→ **Assignment**:
Could you write out the records below exactly, without omitting a line?

Excerpts from a figure dataset
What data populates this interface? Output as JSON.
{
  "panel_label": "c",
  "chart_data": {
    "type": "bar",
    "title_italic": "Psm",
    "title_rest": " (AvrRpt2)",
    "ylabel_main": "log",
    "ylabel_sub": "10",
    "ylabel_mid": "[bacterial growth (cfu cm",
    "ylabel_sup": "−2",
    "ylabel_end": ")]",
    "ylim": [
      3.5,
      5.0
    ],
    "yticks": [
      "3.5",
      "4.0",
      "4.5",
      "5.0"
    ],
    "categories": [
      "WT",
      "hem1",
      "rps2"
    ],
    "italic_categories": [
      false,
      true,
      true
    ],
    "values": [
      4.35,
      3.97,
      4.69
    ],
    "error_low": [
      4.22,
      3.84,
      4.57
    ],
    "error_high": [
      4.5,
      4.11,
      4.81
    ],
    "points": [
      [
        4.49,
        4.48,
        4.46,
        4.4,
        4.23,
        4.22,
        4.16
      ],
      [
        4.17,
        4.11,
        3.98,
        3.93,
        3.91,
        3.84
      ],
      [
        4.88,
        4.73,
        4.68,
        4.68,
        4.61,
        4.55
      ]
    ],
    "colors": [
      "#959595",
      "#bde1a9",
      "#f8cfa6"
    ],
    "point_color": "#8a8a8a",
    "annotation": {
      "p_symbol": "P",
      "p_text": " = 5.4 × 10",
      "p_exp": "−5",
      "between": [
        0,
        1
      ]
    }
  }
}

→ **Answer**:
What data populates this interface? Output as JSON.
{
  "panel_label": "c",
  "chart_data": {
    "type": "bar",
    "title_italic": "Psm",
    "title_rest": " (AvrRpt2)",
    "ylabel_main": "log",
    "ylabel_sub": "10",
    "ylabel_mid": "[bacterial growth (cfu cm",
    "ylabel_sup": "−2",
    "ylabel_end": ")]",
    "ylim": [
      3.5,
      5.0
    ],
    "yticks": [
      "3.5",
      "4.0",
      "4.5",
      "5.0"
    ],
    "categories": [
      "WT",
      "hem1",
      "rps2"
    ],
    "italic_categories": [
      false,
      true,
      true
    ],
    "values": [
      4.35,
      3.97,
      4.69
    ],
    "error_low": [
      4.22,
      3.84,
      4.57
    ],
    "error_high": [
      4.5,
      4.11,
      4.81
    ],
    "points": [
      [
        4.49,
        4.48,
        4.46,
        4.4,
        4.23,
        4.22,
        4.16
      ],
      [
        4.17,
        4.11,
        3.98,
        3.93,
        3.91,
        3.84
      ],
      [
        4.88,
        4.73,
        4.68,
        4.68,
        4.61,
        4.55
      ]
    ],
    "colors": [
      "#959595",
      "#bde1a9",
      "#f8cfa6"
    ],
    "point_color": "#8a8a8a",
    "annotation": {
      "p_symbol": "P",
      "p_text": " = 5.4 × 10",
      "p_exp": "−5",
      "between": [
        0,
        1
      ]
    }
  }
}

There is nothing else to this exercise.